**To do**
Give all of the lines again exactly as they read.
——————
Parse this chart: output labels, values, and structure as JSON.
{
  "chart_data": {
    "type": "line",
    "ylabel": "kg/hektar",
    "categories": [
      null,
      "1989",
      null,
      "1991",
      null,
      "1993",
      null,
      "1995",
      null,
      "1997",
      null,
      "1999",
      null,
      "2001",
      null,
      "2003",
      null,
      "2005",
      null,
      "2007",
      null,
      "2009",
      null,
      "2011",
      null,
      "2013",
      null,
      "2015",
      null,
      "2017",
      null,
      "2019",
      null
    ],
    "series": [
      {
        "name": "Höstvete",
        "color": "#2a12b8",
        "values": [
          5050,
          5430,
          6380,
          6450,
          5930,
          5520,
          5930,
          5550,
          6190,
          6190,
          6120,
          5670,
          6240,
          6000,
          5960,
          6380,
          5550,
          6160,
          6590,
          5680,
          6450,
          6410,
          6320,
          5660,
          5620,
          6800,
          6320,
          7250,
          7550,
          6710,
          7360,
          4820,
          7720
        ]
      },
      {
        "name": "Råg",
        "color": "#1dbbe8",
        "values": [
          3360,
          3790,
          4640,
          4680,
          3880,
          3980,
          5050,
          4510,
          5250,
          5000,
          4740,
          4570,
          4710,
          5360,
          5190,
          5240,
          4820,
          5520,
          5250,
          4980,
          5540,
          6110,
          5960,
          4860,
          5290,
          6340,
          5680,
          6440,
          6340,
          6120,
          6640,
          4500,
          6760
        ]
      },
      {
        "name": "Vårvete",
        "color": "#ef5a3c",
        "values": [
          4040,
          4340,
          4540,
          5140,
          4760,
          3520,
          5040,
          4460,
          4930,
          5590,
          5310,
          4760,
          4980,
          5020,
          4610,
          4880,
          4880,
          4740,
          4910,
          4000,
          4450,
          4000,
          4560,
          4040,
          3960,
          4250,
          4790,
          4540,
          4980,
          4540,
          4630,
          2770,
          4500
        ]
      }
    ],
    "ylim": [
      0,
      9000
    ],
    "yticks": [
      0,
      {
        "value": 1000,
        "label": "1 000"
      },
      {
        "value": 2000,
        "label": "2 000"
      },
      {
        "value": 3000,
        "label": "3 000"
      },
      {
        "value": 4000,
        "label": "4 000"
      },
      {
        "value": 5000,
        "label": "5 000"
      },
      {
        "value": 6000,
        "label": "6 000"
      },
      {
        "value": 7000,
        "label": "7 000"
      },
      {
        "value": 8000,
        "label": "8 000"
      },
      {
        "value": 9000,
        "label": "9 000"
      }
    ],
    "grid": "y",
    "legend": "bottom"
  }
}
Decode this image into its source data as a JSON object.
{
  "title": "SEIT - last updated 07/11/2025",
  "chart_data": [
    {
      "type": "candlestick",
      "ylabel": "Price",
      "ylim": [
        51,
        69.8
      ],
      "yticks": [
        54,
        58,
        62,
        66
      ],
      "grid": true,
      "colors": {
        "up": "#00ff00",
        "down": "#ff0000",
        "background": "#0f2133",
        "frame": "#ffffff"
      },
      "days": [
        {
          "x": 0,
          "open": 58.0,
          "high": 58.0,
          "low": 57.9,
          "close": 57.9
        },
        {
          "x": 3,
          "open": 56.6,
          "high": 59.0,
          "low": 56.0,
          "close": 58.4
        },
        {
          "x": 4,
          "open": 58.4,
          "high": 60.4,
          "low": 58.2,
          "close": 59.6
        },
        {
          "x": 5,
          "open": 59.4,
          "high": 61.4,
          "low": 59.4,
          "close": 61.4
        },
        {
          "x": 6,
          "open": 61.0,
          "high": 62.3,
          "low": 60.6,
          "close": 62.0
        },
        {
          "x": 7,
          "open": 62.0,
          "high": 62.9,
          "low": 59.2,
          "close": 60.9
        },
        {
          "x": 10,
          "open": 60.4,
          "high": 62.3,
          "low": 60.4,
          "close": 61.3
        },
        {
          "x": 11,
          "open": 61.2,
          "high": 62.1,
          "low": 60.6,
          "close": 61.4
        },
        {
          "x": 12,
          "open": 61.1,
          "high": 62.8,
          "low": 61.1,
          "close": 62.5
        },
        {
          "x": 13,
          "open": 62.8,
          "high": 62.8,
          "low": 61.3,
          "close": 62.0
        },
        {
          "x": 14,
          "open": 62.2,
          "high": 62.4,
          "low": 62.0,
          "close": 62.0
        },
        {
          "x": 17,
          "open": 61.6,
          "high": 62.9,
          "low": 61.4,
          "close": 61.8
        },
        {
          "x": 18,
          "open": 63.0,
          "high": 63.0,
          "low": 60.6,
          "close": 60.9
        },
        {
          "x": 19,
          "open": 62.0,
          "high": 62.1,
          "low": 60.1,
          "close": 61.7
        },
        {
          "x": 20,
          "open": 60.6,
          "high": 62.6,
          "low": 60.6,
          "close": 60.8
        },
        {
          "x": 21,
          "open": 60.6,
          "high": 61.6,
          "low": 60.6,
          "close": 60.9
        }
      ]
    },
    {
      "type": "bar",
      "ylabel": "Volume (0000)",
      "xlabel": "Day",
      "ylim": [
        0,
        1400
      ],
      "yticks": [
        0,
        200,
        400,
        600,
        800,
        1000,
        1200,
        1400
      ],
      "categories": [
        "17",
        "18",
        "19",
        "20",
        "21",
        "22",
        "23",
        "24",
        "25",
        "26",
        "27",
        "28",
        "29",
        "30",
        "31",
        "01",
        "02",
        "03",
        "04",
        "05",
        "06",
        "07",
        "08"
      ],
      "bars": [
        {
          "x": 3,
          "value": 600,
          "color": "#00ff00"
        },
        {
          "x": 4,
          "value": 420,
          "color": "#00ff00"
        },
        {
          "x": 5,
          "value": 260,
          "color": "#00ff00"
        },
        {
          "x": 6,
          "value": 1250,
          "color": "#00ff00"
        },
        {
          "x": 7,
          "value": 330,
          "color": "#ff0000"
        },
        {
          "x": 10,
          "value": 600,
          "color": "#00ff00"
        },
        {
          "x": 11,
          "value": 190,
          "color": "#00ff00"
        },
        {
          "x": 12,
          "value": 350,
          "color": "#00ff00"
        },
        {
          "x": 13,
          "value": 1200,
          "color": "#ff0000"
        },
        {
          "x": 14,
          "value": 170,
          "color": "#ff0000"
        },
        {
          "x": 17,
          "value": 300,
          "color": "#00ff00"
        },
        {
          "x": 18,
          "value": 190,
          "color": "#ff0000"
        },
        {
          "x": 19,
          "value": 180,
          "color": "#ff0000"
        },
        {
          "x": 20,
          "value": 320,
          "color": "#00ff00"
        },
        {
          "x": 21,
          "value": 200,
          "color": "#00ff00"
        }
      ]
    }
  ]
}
——————
**Solution to this exercise**
Parse this chart: output labels, values, and structure as JSON.
{
  "chart_data": {
    "type": "line",
    "ylabel": "kg/hektar",
    "categories": [
      null,
      "1989",
      null,
      "1991",
      null,
      "1993",
      null,
      "1995",
      null,
      "1997",
      null,
      "1999",
      null,
      "2001",
      null,
      "2003",
      null,
      "2005",
      null,
      "2007",
      null,
      "2009",
      null,
      "2011",
      null,
      "2013",
      null,
      "2015",
      null,
      "2017",
      null,
      "2019",
      null
    ],
    "series": [
      {
        "name": "Höstvete",
        "color": "#2a12b8",
        "values": [
          5050,
          5430,
          6380,
          6450,
          5930,
          5520,
          5930,
          5550,
          6190,
          6190,
          6120,
          5670,
          6240,
          6000,
          5960,
          6380,
          5550,
          6160,
          6590,
          5680,
          6450,
          6410,
          6320,
          5660,
          5620,
          6800,
          6320,
          7250,
          7550,
          6710,
          7360,
          4820,
          7720
        ]
      },
      {
        "name": "Råg",
        "color": "#1dbbe8",
        "values": [
          3360,
          3790,
          4640,
          4680,
          3880,
          3980,
          5050,
          4510,
          5250,
          5000,
          4740,
          4570,
          4710,
          5360,
          5190,
          5240,
          4820,
          5520,
          5250,
          4980,
          5540,
          6110,
          5960,
          4860,
          5290,
          6340,
          5680,
          6440,
          6340,
          6120,
          6640,
          4500,
          6760
        ]
      },
      {
        "name": "Vårvete",
        "color": "#ef5a3c",
        "values": [
          4040,
          4340,
          4540,
          5140,
          4760,
          3520,
          5040,
          4460,
          4930,
          5590,
          5310,
          4760,
          4980,
          5020,
          4610,
          4880,
          4880,
          4740,
          4910,
          4000,
          4450,
          4000,
          4560,
          4040,
          3960,
          4250,
          4790,
          4540,
          4980,
          4540,
          4630,
          2770,
          4500
        ]
      }
    ],
    "ylim": [
      0,
      9000
    ],
    "yticks": [
      0,
      {
        "value": 1000,
        "label": "1 000"
      },
      {
        "value": 2000,
        "label": "2 000"
      },
      {
        "value": 3000,
        "label": "3 000"
      },
      {
        "value": 4000,
        "label": "4 000"
      },
      {
        "value": 5000,
        "label": "5 000"
      },
      {
        "value": 6000,
        "label": "6 000"
      },
      {
        "value": 7000,
        "label": "7 000"
      },
      {
        "value": 8000,
        "label": "8 000"
      },
      {
        "value": 9000,
        "label": "9 000"
      }
    ],
    "grid": "y",
    "legend": "bottom"
  }
}
Decode this image into its source data as a JSON object.
{
  "title": "SEIT - last updated 07/11/2025",
  "chart_data": [
    {
      "type": "candlestick",
      "ylabel": "Price",
      "ylim": [
        51,
        69.8
      ],
      "yticks": [
        54,
        58,
        62,
        66
      ],
      "grid": true,
      "colors": {
        "up": "#00ff00",
        "down": "#ff0000",
        "background": "#0f2133",
        "frame": "#ffffff"
      },
      "days": [
        {
          "x": 0,
          "open": 58.0,
          "high": 58.0,
          "low": 57.9,
          "close": 57.9
        },
        {
          "x": 3,
          "open": 56.6,
          "high": 59.0,
          "low": 56.0,
          "close": 58.4
        },
        {
          "x": 4,
          "open": 58.4,
          "high": 60.4,
          "low": 58.2,
          "close": 59.6
        },
        {
          "x": 5,
          "open": 59.4,
          "high": 61.4,
          "low": 59.4,
          "close": 61.4
        },
        {
          "x": 6,
          "open": 61.0,
          "high": 62.3,
          "low": 60.6,
          "close": 62.0
        },
        {
          "x": 7,
          "open": 62.0,
          "high": 62.9,
          "low": 59.2,
          "close": 60.9
        },
        {
          "x": 10,
          "open": 60.4,
          "high": 62.3,
          "low": 60.4,
          "close": 61.3
        },
        {
          "x": 11,
          "open": 61.2,
          "high": 62.1,
          "low": 60.6,
          "close": 61.4
        },
        {
          "x": 12,
          "open": 61.1,
          "high": 62.8,
          "low": 61.1,
          "close": 62.5
        },
        {
          "x": 13,
          "open": 62.8,
          "high": 62.8,
          "low": 61.3,
          "close": 62.0
        },
        {
          "x": 14,
          "open": 62.2,
          "high": 62.4,
          "low": 62.0,
          "close": 62.0
        },
        {
          "x": 17,
          "open": 61.6,
          "high": 62.9,
          "low": 61.4,
          "close": 61.8
        },
        {
          "x": 18,
          "open": 63.0,
          "high": 63.0,
          "low": 60.6,
          "close": 60.9
        },
        {
          "x": 19,
          "open": 62.0,
          "high": 62.1,
          "low": 60.1,
          "close": 61.7
        },
        {
          "x": 20,
          "open": 60.6,
          "high": 62.6,
          "low": 60.6,
          "close": 60.8
        },
        {
          "x": 21,
          "open": 60.6,
          "high": 61.6,
          "low": 60.6,
          "close": 60.9
        }
      ]
    },
    {
      "type": "bar",
      "ylabel": "Volume (0000)",
      "xlabel": "Day",
      "ylim": [
        0,
        1400
      ],
      "yticks": [
        0,
        200,
        400,
        600,
        800,
        1000,
        1200,
        1400
      ],
      "categories": [
        "17",
        "18",
        "19",
        "20",
        "21",
        "22",
        "23",
        "24",
        "25",
        "26",
        "27",
        "28",
        "29",
        "30",
        "31",
        "01",
        "02",
        "03",
        "04",
        "05",
        "06",
        "07",
        "08"
      ],
      "bars": [
        {
          "x": 3,
          "value": 600,
          "color": "#00ff00"
        },
        {
          "x": 4,
          "value": 420,
          "color": "#00ff00"
        },
        {
          "x": 5,
          "value": 260,
          "color": "#00ff00"
        },
        {
          "x": 6,
          "value": 1250,
          "color": "#00ff00"
        },
        {
          "x": 7,
          "value": 330,
          "color": "#ff0000"
        },
        {
          "x": 10,
          "value": 600,
          "color": "#00ff00"
        },
        {
          "x": 11,
          "value": 190,
          "color": "#00ff00"
        },
        {
          "x": 12,
          "value": 350,
          "color": "#00ff00"
        },
        {
          "x": 13,
          "value": 1200,
          "color": "#ff0000"
        },
        {
          "x": 14,
          "value": 170,
          "color": "#ff0000"
        },
        {
          "x": 17,
          "value": 300,
          "color": "#00ff00"
        },
        {
          "x": 18,
          "value": 190,
          "color": "#ff0000"
        },
        {
          "x": 19,
          "value": 180,
          "color": "#ff0000"
        },
        {
          "x": 20,
          "value": 320,
          "color": "#00ff00"
        },
        {
          "x": 21,
          "value": 200,
          "color": "#00ff00"
        }
      ]
    }
  ]
}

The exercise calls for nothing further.